▸ Task instructions: Repeat the listing word for word. No pictures belong in the copy.

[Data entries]
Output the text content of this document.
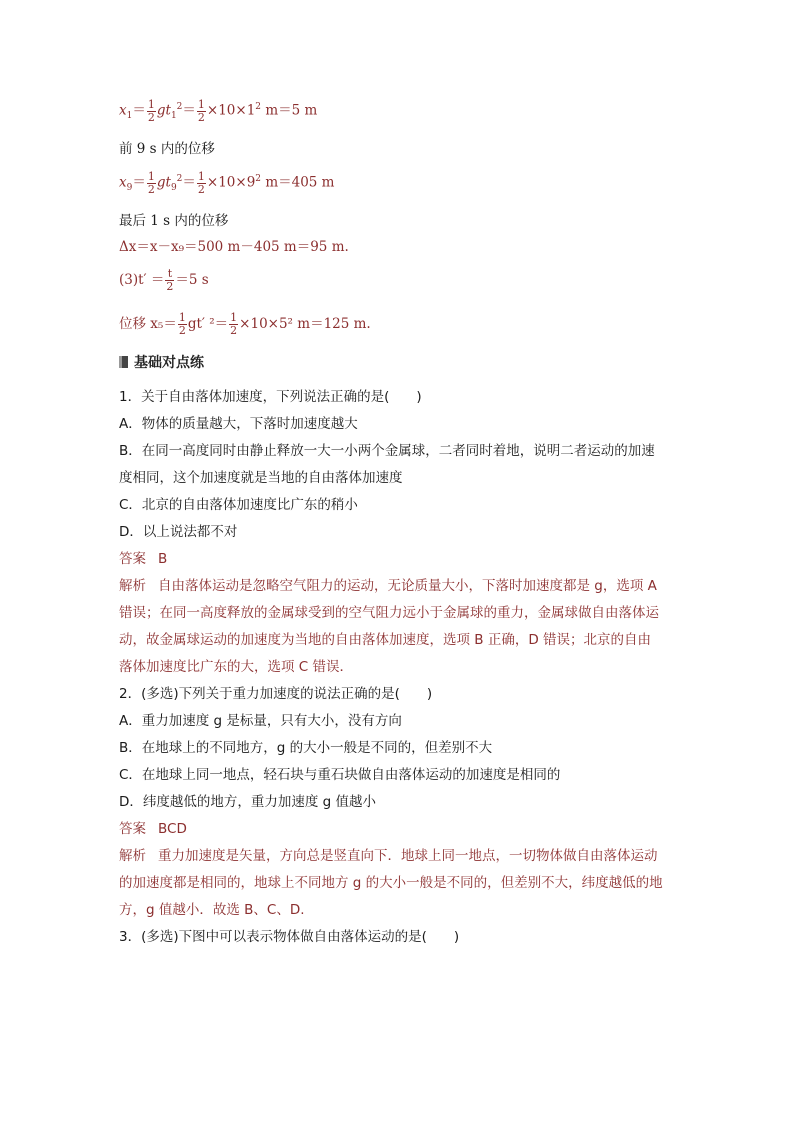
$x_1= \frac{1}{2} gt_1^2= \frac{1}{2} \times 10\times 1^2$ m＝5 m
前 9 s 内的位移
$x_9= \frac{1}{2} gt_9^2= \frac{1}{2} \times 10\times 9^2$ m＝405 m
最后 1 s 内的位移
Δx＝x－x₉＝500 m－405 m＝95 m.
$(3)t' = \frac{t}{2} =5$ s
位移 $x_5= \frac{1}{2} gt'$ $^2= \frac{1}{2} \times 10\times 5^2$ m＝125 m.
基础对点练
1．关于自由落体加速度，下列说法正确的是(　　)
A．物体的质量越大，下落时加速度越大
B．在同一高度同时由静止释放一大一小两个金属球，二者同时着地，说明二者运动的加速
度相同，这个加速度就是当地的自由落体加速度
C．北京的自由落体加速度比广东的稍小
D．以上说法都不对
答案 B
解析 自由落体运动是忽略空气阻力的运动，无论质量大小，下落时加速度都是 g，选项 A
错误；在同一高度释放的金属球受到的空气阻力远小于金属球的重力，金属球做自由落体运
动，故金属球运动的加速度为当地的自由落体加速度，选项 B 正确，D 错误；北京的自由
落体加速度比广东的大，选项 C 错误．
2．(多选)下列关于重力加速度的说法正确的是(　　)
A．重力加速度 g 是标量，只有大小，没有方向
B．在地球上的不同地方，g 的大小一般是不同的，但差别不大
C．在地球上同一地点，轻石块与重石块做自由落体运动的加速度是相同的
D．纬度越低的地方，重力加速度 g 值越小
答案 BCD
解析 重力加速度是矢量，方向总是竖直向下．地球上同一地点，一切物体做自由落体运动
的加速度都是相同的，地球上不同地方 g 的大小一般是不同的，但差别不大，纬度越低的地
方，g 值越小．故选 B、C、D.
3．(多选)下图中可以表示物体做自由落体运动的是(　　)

▸ The output:
Output the text content of this document.
$x_1= \frac{1}{2} gt_1^2= \frac{1}{2} \times 10\times 1^2$ m＝5 m
前 9 s 内的位移
$x_9= \frac{1}{2} gt_9^2= \frac{1}{2} \times 10\times 9^2$ m＝405 m
最后 1 s 内的位移
Δx＝x－x₉＝500 m－405 m＝95 m.
$(3)t' = \frac{t}{2} =5$ s
位移 $x_5= \frac{1}{2} gt'$ $^2= \frac{1}{2} \times 10\times 5^2$ m＝125 m.
基础对点练
1．关于自由落体加速度，下列说法正确的是(　　)
A．物体的质量越大，下落时加速度越大
B．在同一高度同时由静止释放一大一小两个金属球，二者同时着地，说明二者运动的加速
度相同，这个加速度就是当地的自由落体加速度
C．北京的自由落体加速度比广东的稍小
D．以上说法都不对
答案 B
解析 自由落体运动是忽略空气阻力的运动，无论质量大小，下落时加速度都是 g，选项 A
错误；在同一高度释放的金属球受到的空气阻力远小于金属球的重力，金属球做自由落体运
动，故金属球运动的加速度为当地的自由落体加速度，选项 B 正确，D 错误；北京的自由
落体加速度比广东的大，选项 C 错误．
2．(多选)下列关于重力加速度的说法正确的是(　　)
A．重力加速度 g 是标量，只有大小，没有方向
B．在地球上的不同地方，g 的大小一般是不同的，但差别不大
C．在地球上同一地点，轻石块与重石块做自由落体运动的加速度是相同的
D．纬度越低的地方，重力加速度 g 值越小
答案 BCD
解析 重力加速度是矢量，方向总是竖直向下．地球上同一地点，一切物体做自由落体运动
的加速度都是相同的，地球上不同地方 g 的大小一般是不同的，但差别不大，纬度越低的地
方，g 值越小．故选 B、C、D.
3．(多选)下图中可以表示物体做自由落体运动的是(　　)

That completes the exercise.